• PROBLEM STATEMENT
Select every line below containing the word "умерло".
**** PROVIDED RECORDS ****
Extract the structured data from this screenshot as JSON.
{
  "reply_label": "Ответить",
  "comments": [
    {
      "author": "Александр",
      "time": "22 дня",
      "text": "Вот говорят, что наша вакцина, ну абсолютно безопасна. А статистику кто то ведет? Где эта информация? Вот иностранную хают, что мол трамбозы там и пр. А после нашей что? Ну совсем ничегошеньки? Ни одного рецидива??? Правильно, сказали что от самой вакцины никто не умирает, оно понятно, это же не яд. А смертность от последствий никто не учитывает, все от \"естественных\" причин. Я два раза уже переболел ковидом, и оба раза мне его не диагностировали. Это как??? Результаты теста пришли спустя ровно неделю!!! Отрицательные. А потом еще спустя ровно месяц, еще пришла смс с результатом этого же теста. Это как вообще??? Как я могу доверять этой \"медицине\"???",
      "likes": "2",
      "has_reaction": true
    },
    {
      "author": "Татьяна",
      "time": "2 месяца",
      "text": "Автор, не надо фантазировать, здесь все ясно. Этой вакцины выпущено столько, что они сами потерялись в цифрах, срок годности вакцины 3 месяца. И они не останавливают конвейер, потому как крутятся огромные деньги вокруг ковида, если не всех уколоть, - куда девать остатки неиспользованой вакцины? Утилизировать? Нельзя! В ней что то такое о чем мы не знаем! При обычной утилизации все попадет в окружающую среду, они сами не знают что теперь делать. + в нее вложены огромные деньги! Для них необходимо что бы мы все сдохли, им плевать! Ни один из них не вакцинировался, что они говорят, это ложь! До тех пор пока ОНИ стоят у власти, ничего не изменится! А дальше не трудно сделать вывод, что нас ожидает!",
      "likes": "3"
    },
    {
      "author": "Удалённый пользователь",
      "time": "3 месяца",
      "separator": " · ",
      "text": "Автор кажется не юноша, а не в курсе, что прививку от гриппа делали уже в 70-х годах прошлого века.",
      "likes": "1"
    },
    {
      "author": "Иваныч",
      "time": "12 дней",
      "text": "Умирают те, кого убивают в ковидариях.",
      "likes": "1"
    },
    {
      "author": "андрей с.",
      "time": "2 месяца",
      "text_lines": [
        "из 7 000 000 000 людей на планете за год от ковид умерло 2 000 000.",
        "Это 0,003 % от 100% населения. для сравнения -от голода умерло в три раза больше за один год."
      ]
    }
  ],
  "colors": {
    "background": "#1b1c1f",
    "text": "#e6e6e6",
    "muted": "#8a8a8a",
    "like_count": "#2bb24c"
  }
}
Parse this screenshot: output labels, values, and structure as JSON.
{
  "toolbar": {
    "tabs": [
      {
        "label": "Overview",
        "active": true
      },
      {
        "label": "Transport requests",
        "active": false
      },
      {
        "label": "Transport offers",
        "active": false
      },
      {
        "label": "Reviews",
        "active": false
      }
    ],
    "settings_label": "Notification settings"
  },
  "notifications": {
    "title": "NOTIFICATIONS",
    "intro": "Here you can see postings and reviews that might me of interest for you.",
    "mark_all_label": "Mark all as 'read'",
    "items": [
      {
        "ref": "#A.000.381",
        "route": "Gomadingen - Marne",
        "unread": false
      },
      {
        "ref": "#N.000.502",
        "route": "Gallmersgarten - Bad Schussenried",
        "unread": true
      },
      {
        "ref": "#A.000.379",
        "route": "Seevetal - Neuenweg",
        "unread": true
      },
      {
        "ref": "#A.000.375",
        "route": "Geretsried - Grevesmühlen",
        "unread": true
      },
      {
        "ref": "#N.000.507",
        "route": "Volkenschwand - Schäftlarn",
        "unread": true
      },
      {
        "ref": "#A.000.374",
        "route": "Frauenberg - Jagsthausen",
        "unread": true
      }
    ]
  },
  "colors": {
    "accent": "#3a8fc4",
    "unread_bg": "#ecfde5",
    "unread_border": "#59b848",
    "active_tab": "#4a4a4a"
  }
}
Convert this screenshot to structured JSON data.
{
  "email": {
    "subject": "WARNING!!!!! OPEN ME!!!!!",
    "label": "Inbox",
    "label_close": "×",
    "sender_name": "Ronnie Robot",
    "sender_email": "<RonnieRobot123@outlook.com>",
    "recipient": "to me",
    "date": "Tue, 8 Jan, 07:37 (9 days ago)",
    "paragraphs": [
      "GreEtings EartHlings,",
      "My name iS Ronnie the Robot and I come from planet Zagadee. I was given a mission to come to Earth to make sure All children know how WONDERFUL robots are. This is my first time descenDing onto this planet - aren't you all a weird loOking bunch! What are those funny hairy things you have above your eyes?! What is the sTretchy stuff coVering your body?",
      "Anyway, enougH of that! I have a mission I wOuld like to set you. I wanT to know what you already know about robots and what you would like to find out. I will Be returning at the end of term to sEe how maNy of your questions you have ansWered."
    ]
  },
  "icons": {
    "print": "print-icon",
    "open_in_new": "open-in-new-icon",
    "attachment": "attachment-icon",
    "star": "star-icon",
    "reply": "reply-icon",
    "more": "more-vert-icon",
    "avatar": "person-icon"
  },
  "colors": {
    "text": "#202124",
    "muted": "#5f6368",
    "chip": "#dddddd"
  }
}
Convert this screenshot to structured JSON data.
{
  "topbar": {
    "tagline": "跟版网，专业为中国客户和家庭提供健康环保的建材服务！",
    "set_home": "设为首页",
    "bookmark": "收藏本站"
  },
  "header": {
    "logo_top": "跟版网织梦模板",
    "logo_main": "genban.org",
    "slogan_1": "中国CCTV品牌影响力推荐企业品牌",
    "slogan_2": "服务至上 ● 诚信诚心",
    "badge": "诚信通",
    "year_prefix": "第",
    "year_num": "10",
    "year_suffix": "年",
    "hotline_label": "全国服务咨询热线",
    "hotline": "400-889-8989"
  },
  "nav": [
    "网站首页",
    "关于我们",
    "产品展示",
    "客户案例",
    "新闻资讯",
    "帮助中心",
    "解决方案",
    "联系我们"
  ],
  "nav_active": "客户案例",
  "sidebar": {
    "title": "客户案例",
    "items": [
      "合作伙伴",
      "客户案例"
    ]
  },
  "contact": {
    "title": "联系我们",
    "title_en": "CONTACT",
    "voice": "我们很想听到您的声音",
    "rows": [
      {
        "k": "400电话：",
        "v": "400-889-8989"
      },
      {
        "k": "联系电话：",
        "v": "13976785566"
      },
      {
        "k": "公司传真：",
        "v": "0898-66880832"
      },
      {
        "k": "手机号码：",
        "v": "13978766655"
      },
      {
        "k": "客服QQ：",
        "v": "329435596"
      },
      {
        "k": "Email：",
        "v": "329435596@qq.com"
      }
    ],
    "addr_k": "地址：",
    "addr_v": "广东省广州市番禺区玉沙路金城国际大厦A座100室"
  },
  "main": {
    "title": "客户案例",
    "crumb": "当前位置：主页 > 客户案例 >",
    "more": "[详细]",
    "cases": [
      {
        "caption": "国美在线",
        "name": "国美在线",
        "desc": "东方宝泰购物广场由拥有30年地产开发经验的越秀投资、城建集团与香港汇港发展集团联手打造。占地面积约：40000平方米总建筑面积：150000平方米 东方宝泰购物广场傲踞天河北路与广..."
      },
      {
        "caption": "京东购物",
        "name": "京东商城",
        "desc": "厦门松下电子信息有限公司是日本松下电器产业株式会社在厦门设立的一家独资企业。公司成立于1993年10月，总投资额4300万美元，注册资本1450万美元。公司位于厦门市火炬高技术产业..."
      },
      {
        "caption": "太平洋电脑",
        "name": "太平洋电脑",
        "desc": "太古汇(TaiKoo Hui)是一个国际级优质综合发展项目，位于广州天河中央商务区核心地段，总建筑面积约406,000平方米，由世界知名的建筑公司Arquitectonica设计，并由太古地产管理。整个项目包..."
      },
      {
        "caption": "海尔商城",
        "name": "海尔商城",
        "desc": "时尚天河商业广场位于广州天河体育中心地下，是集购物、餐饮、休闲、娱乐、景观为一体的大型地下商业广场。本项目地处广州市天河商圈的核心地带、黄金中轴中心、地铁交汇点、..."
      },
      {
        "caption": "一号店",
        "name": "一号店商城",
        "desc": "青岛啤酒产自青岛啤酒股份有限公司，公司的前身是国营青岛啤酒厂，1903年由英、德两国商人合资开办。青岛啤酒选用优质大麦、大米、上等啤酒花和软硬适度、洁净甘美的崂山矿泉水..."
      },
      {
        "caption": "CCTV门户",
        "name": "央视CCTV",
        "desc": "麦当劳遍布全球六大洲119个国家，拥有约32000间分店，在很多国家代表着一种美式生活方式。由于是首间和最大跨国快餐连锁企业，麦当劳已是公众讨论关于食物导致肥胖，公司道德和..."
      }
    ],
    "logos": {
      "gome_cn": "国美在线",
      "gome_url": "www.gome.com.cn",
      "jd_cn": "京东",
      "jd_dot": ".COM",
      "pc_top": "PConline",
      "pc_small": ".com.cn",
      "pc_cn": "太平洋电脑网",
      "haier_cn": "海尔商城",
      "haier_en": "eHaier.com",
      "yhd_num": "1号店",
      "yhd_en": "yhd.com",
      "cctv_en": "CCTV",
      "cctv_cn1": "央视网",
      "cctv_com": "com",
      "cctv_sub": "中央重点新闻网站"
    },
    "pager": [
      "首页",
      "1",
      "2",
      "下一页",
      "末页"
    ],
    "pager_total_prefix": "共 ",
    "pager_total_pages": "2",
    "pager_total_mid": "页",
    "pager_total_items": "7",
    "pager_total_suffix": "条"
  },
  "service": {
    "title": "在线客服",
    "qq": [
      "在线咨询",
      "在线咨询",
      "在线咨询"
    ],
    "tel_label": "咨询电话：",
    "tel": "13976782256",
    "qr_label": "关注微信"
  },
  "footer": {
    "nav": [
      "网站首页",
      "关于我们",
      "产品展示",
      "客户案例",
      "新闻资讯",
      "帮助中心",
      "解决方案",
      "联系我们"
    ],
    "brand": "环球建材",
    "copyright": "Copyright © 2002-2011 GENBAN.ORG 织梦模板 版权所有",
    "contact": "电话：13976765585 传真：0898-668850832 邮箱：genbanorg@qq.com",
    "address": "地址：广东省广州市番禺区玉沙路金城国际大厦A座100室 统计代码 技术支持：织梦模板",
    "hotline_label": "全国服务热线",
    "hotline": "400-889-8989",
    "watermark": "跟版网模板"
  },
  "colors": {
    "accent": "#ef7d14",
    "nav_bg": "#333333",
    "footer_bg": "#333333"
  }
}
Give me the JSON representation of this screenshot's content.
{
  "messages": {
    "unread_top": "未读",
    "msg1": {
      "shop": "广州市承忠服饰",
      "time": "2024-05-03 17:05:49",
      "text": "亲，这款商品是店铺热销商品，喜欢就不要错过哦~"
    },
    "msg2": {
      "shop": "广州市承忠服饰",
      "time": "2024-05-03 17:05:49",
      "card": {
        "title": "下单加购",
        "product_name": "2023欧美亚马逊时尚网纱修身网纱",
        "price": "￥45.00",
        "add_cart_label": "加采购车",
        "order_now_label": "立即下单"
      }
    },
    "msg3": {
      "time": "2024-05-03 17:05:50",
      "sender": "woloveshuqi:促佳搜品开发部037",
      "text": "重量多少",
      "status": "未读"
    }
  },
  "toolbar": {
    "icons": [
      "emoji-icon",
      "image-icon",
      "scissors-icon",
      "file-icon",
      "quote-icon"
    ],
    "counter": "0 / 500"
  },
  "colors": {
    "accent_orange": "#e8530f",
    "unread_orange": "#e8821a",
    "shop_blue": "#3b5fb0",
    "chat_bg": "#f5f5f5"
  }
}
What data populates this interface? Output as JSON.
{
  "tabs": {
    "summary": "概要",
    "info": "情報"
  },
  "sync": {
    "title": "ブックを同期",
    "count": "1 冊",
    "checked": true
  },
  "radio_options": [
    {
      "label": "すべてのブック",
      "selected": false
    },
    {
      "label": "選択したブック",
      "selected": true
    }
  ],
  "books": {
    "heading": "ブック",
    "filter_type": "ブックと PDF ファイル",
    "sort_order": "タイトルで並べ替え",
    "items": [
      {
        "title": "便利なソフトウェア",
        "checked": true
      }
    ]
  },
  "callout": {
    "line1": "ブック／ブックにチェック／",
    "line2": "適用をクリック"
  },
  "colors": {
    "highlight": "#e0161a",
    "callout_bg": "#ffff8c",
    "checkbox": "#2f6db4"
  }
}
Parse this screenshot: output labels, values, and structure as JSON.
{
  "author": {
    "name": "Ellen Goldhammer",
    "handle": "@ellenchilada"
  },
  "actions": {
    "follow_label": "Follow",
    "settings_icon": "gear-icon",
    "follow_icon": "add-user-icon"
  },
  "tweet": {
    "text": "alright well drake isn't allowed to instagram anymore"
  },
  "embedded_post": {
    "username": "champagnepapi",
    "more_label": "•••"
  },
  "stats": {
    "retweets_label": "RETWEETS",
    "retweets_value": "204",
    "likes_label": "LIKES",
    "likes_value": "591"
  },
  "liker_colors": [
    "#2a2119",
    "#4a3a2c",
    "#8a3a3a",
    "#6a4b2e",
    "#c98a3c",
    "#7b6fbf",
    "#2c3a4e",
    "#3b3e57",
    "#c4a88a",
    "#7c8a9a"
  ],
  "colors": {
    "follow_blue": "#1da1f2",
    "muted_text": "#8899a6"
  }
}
****
• SOLUTION TO THE PROBLEM
        "из 7 000 000 000 людей на планете за год от ковид умерло 2 000 000.",
        "Это 0,003 % от 100% населения. для сравнения -от голода умерло в три раза больше за один год."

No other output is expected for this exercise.